Extracted records
##########

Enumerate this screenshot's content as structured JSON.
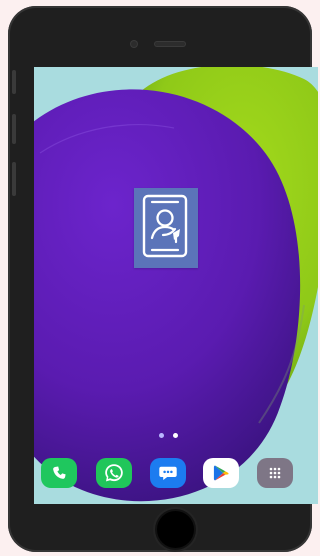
{
  "device": {
    "frame_color": "#1f1f1f",
    "background_color": "#fcf0f0"
  },
  "wallpaper": {
    "colors": {
      "background": "#a9dcdf",
      "purple": "#5a1bb0",
      "green": "#8fc918"
    }
  },
  "home_screen": {
    "app_icon": {
      "icon": "contact-profile-icon",
      "background_color": "#5b74b9"
    },
    "page_indicators": [
      {
        "state": "inactive",
        "color": "#b9b7ff"
      },
      {
        "state": "active",
        "color": "#ffffff"
      }
    ],
    "dock": [
      {
        "app": "phone",
        "icon": "phone-icon",
        "color": "#1fc75e"
      },
      {
        "app": "whatsapp",
        "icon": "whatsapp-icon",
        "color": "#20c65a"
      },
      {
        "app": "messages",
        "icon": "message-icon",
        "color": "#1c7cf0"
      },
      {
        "app": "play-store",
        "icon": "play-store-icon",
        "color": "#ffffff"
      },
      {
        "app": "app-drawer",
        "icon": "grid-icon",
        "color": "#7e7686"
      }
    ]
  }
}
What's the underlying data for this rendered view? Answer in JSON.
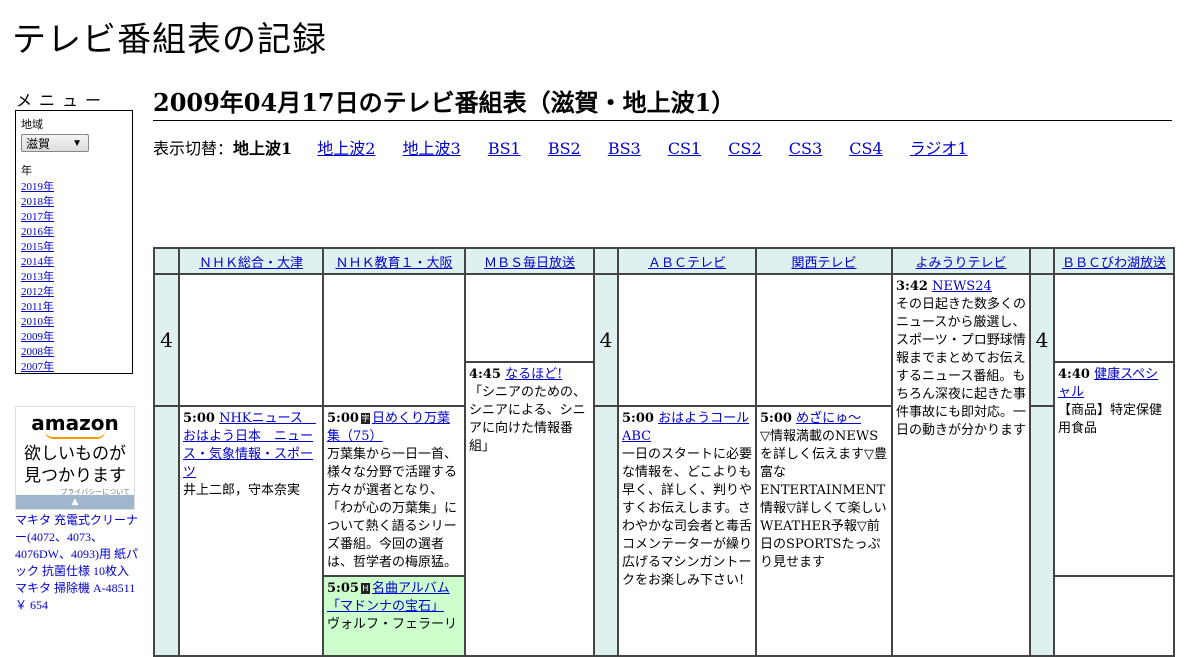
{
  "site_title": "テレビ番組表の記録",
  "menu": {
    "label": "メニュー",
    "region_label": "地域",
    "region_value": "滋賀",
    "year_label": "年",
    "years": [
      "2019年",
      "2018年",
      "2017年",
      "2016年",
      "2015年",
      "2014年",
      "2013年",
      "2012年",
      "2011年",
      "2010年",
      "2009年",
      "2008年",
      "2007年"
    ]
  },
  "ad": {
    "logo": "amazon",
    "copy_line1": "欲しいものが",
    "copy_line2": "見つかります",
    "privacy": "プライバシーについて",
    "product": "マキタ 充電式クリーナー(4072、4073、4076DW、4093)用 紙パック 抗菌仕様 10枚入 マキタ 掃除機 A-48511",
    "price": "￥ 654"
  },
  "page_title": "2009年04月17日のテレビ番組表（滋賀・地上波1）",
  "switcher": {
    "label": "表示切替：",
    "current": "地上波1",
    "links": [
      "地上波2",
      "地上波3",
      "BS1",
      "BS2",
      "BS3",
      "CS1",
      "CS2",
      "CS3",
      "CS4",
      "ラジオ1"
    ]
  },
  "channels": [
    "ＮＨＫ総合・大津",
    "ＮＨＫ教育１・大阪",
    "ＭＢＳ毎日放送",
    "ＡＢＣテレビ",
    "関西テレビ",
    "よみうりテレビ",
    "ＢＢＣびわ湖放送"
  ],
  "hour": "4",
  "programs": {
    "mbs_445": {
      "time": "4:45",
      "title": "なるほど!",
      "desc": "「シニアのための、シニアによる、シニアに向けた情報番組」"
    },
    "ytv_342": {
      "time": "3:42",
      "title": "NEWS24",
      "desc": "その日起きた数多くのニュースから厳選し、スポーツ・プロ野球情報までまとめてお伝えするニュース番組。もちろん深夜に起きた事件事故にも即対応。一日の動きが分かります"
    },
    "bbc_440": {
      "time": "4:40",
      "title": "健康スペシャル",
      "desc": "【商品】特定保健用食品"
    },
    "nhk_500": {
      "time": "5:00",
      "title": "NHKニュース　おはよう日本　ニュース・気象情報・スポーツ",
      "desc": "井上二郎，守本奈実"
    },
    "etv_500": {
      "time": "5:00",
      "badge": "字",
      "title": "日めくり万葉集（75）",
      "desc": "万葉集から一日一首、様々な分野で活躍する方々が選者となり、「わが心の万葉集」について熱く語るシリーズ番組。今回の選者は、哲学者の梅原猛。"
    },
    "etv_505": {
      "time": "5:05",
      "badge": "H",
      "title": "名曲アルバム「マドンナの宝石」",
      "desc": "ヴォルフ・フェラーリ"
    },
    "abc_500": {
      "time": "5:00",
      "title": "おはようコールABC",
      "desc": "一日のスタートに必要な情報を、どこよりも早く、詳しく、判りやすくお伝えします。さわやかな司会者と毒舌コメンテーターが繰り広げるマシンガントークをお楽しみ下さい!"
    },
    "ktv_500": {
      "time": "5:00",
      "title": "めざにゅ～",
      "desc": "▽情報満載のNEWSを詳しく伝えます▽豊富なENTERTAINMENT情報▽詳しくて楽しいWEATHER予報▽前日のSPORTSたっぷり見せます"
    }
  }
}
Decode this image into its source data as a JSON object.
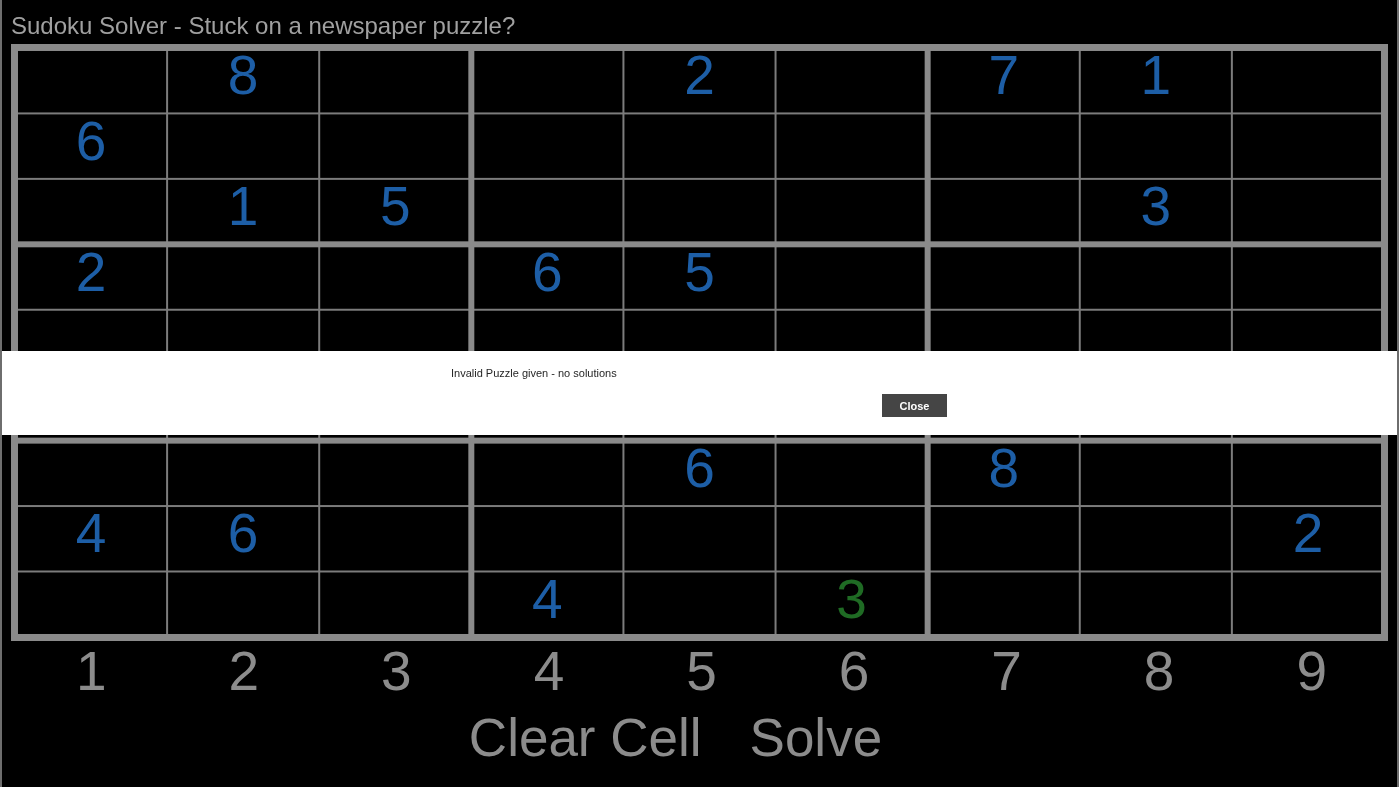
{
  "title": "Sudoku Solver - Stuck on a newspaper puzzle?",
  "grid": {
    "rows": [
      {
        "cells": [
          null,
          {
            "value": "8",
            "color": "#1d5ea6"
          },
          null,
          null,
          {
            "value": "2",
            "color": "#1d5ea6"
          },
          null,
          {
            "value": "7",
            "color": "#1d5ea6"
          },
          {
            "value": "1",
            "color": "#1d5ea6"
          },
          null
        ]
      },
      {
        "cells": [
          {
            "value": "6",
            "color": "#1d5ea6"
          },
          null,
          null,
          null,
          null,
          null,
          null,
          null,
          null
        ]
      },
      {
        "cells": [
          null,
          {
            "value": "1",
            "color": "#1d5ea6"
          },
          {
            "value": "5",
            "color": "#1d5ea6"
          },
          null,
          null,
          null,
          null,
          {
            "value": "3",
            "color": "#1d5ea6"
          },
          null
        ]
      },
      {
        "cells": [
          {
            "value": "2",
            "color": "#1d5ea6"
          },
          null,
          null,
          {
            "value": "6",
            "color": "#1d5ea6"
          },
          {
            "value": "5",
            "color": "#1d5ea6"
          },
          null,
          null,
          null,
          null
        ]
      },
      {
        "cells": [
          null,
          null,
          null,
          null,
          null,
          null,
          null,
          null,
          null
        ]
      },
      {
        "cells": [
          null,
          null,
          null,
          null,
          null,
          null,
          null,
          null,
          null
        ]
      },
      {
        "cells": [
          null,
          null,
          null,
          null,
          {
            "value": "6",
            "color": "#1d5ea6"
          },
          null,
          {
            "value": "8",
            "color": "#1d5ea6"
          },
          null,
          null
        ]
      },
      {
        "cells": [
          {
            "value": "4",
            "color": "#1d5ea6"
          },
          {
            "value": "6",
            "color": "#1d5ea6"
          },
          null,
          null,
          null,
          null,
          null,
          null,
          {
            "value": "2",
            "color": "#1d5ea6"
          }
        ]
      },
      {
        "cells": [
          null,
          null,
          null,
          {
            "value": "4",
            "color": "#1d5ea6"
          },
          null,
          {
            "value": "3",
            "color": "#1f6b24"
          },
          null,
          null,
          null
        ]
      }
    ]
  },
  "number_buttons": [
    "1",
    "2",
    "3",
    "4",
    "5",
    "6",
    "7",
    "8",
    "9"
  ],
  "clear_button": "Clear Cell",
  "solve_button": "Solve",
  "dialog": {
    "message": "Invalid Puzzle given - no solutions",
    "button": "Close"
  }
}
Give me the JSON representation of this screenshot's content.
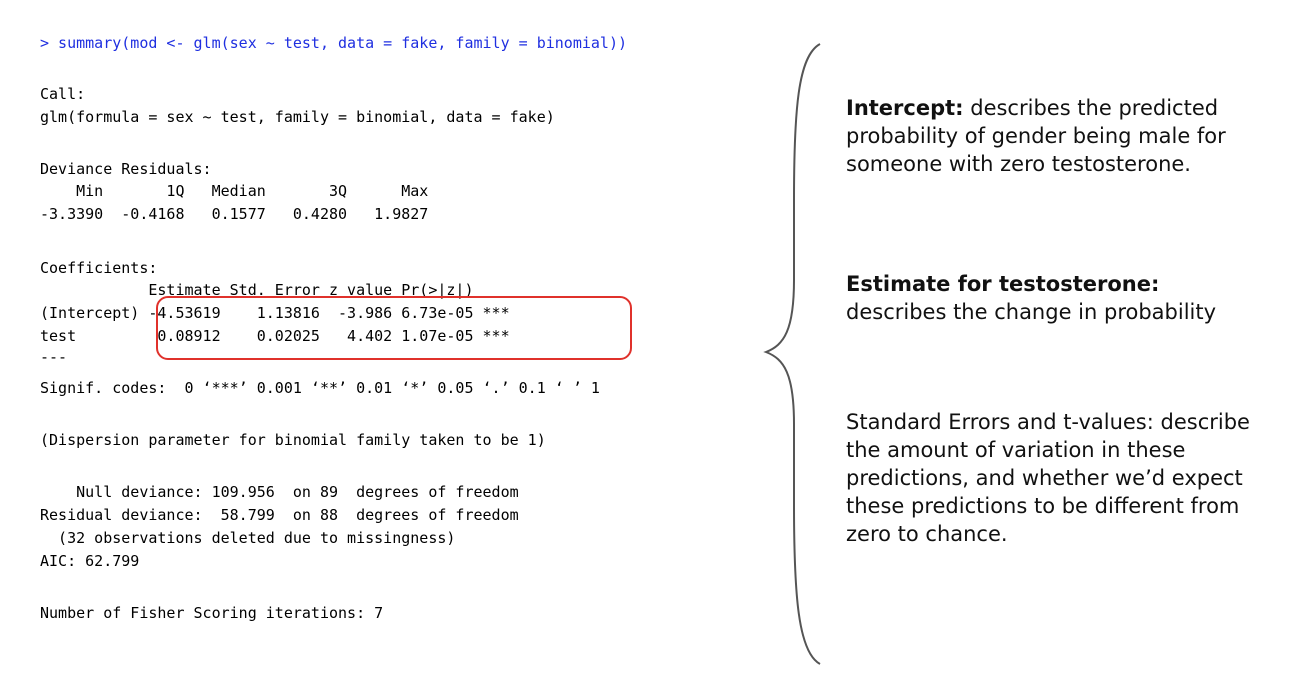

##########

STATED PROBLEM: Copy the material above in full and exactly, skipping pictures.

REPLY:
Enumerate this screenshot's content as structured JSON.
{
  "device": {
    "frame_color": "#1f1f1f",
    "background_color": "#fcf0f0"
  },
  "wallpaper": {
    "colors": {
      "background": "#a9dcdf",
      "purple": "#5a1bb0",
      "green": "#8fc918"
    }
  },
  "home_screen": {
    "app_icon": {
      "icon": "contact-profile-icon",
      "background_color": "#5b74b9"
    },
    "page_indicators": [
      {
        "state": "inactive",
        "color": "#b9b7ff"
      },
      {
        "state": "active",
        "color": "#ffffff"
      }
    ],
    "dock": [
      {
        "app": "phone",
        "icon": "phone-icon",
        "color": "#1fc75e"
      },
      {
        "app": "whatsapp",
        "icon": "whatsapp-icon",
        "color": "#20c65a"
      },
      {
        "app": "messages",
        "icon": "message-icon",
        "color": "#1c7cf0"
      },
      {
        "app": "play-store",
        "icon": "play-store-icon",
        "color": "#ffffff"
      },
      {
        "app": "app-drawer",
        "icon": "grid-icon",
        "color": "#7e7686"
      }
    ]
  }
}
What's the underlying data for this rendered view? Answer in JSON.
{
  "site_title": "テレビ番組表の記録",
  "menu": {
    "label": "メニュー",
    "region_label": "地域",
    "region_value": "滋賀",
    "year_label": "年",
    "years": [
      "2019年",
      "2018年",
      "2017年",
      "2016年",
      "2015年",
      "2014年",
      "2013年",
      "2012年",
      "2011年",
      "2010年",
      "2009年",
      "2008年",
      "2007年"
    ]
  },
  "ad": {
    "logo": "amazon",
    "copy_line1": "欲しいものが",
    "copy_line2": "見つかります",
    "privacy": "プライバシーについて",
    "product": "マキタ 充電式クリーナー(4072、4073、4076DW、4093)用 紙パック 抗菌仕様 10枚入 マキタ 掃除機 A-48511",
    "price": "￥ 654"
  },
  "page_title": "2009年04月17日のテレビ番組表（滋賀・地上波1）",
  "switcher": {
    "label": "表示切替：",
    "current": "地上波1",
    "links": [
      "地上波2",
      "地上波3",
      "BS1",
      "BS2",
      "BS3",
      "CS1",
      "CS2",
      "CS3",
      "CS4",
      "ラジオ1"
    ]
  },
  "channels": [
    "ＮＨＫ総合・大津",
    "ＮＨＫ教育１・大阪",
    "ＭＢＳ毎日放送",
    "ＡＢＣテレビ",
    "関西テレビ",
    "よみうりテレビ",
    "ＢＢＣびわ湖放送"
  ],
  "hour": "4",
  "programs": {
    "mbs_445": {
      "time": "4:45",
      "title": "なるほど!",
      "desc": "「シニアのための、シニアによる、シニアに向けた情報番組」"
    },
    "ytv_342": {
      "time": "3:42",
      "title": "NEWS24",
      "desc": "その日起きた数多くのニュースから厳選し、スポーツ・プロ野球情報までまとめてお伝えするニュース番組。もちろん深夜に起きた事件事故にも即対応。一日の動きが分かります"
    },
    "bbc_440": {
      "time": "4:40",
      "title": "健康スペシャル",
      "desc": "【商品】特定保健用食品"
    },
    "nhk_500": {
      "time": "5:00",
      "title": "NHKニュース　おはよう日本　ニュース・気象情報・スポーツ",
      "desc": "井上二郎，守本奈実"
    },
    "etv_500": {
      "time": "5:00",
      "badge": "字",
      "title": "日めくり万葉集（75）",
      "desc": "万葉集から一日一首、様々な分野で活躍する方々が選者となり、「わが心の万葉集」について熱く語るシリーズ番組。今回の選者は、哲学者の梅原猛。"
    },
    "etv_505": {
      "time": "5:05",
      "badge": "H",
      "title": "名曲アルバム「マドンナの宝石」",
      "desc": "ヴォルフ・フェラーリ"
    },
    "abc_500": {
      "time": "5:00",
      "title": "おはようコールABC",
      "desc": "一日のスタートに必要な情報を、どこよりも早く、詳しく、判りやすくお伝えします。さわやかな司会者と毒舌コメンテーターが繰り広げるマシンガントークをお楽しみ下さい!"
    },
    "ktv_500": {
      "time": "5:00",
      "title": "めざにゅ～",
      "desc": "▽情報満載のNEWSを詳しく伝えます▽豊富なENTERTAINMENT情報▽詳しくて楽しいWEATHER予報▽前日のSPORTSたっぷり見せます"
    }
  }
}
Decode this image into its source data as a JSON object.
{
  "title": "Sudoku Solver - Stuck on a newspaper puzzle?",
  "grid": {
    "rows": [
      {
        "cells": [
          null,
          {
            "value": "8",
            "color": "#1d5ea6"
          },
          null,
          null,
          {
            "value": "2",
            "color": "#1d5ea6"
          },
          null,
          {
            "value": "7",
            "color": "#1d5ea6"
          },
          {
            "value": "1",
            "color": "#1d5ea6"
          },
          null
        ]
      },
      {
        "cells": [
          {
            "value": "6",
            "color": "#1d5ea6"
          },
          null,
          null,
          null,
          null,
          null,
          null,
          null,
          null
        ]
      },
      {
        "cells": [
          null,
          {
            "value": "1",
            "color": "#1d5ea6"
          },
          {
            "value": "5",
            "color": "#1d5ea6"
          },
          null,
          null,
          null,
          null,
          {
            "value": "3",
            "color": "#1d5ea6"
          },
          null
        ]
      },
      {
        "cells": [
          {
            "value": "2",
            "color": "#1d5ea6"
          },
          null,
          null,
          {
            "value": "6",
            "color": "#1d5ea6"
          },
          {
            "value": "5",
            "color": "#1d5ea6"
          },
          null,
          null,
          null,
          null
        ]
      },
      {
        "cells": [
          null,
          null,
          null,
          null,
          null,
          null,
          null,
          null,
          null
        ]
      },
      {
        "cells": [
          null,
          null,
          null,
          null,
          null,
          null,
          null,
          null,
          null
        ]
      },
      {
        "cells": [
          null,
          null,
          null,
          null,
          {
            "value": "6",
            "color": "#1d5ea6"
          },
          null,
          {
            "value": "8",
            "color": "#1d5ea6"
          },
          null,
          null
        ]
      },
      {
        "cells": [
          {
            "value": "4",
            "color": "#1d5ea6"
          },
          {
            "value": "6",
            "color": "#1d5ea6"
          },
          null,
          null,
          null,
          null,
          null,
          null,
          {
            "value": "2",
            "color": "#1d5ea6"
          }
        ]
      },
      {
        "cells": [
          null,
          null,
          null,
          {
            "value": "4",
            "color": "#1d5ea6"
          },
          null,
          {
            "value": "3",
            "color": "#1f6b24"
          },
          null,
          null,
          null
        ]
      }
    ]
  },
  "number_buttons": [
    "1",
    "2",
    "3",
    "4",
    "5",
    "6",
    "7",
    "8",
    "9"
  ],
  "clear_button": "Clear Cell",
  "solve_button": "Solve",
  "dialog": {
    "message": "Invalid Puzzle given - no solutions",
    "button": "Close"
  }
}
Give me the JSON representation of this screenshot's content.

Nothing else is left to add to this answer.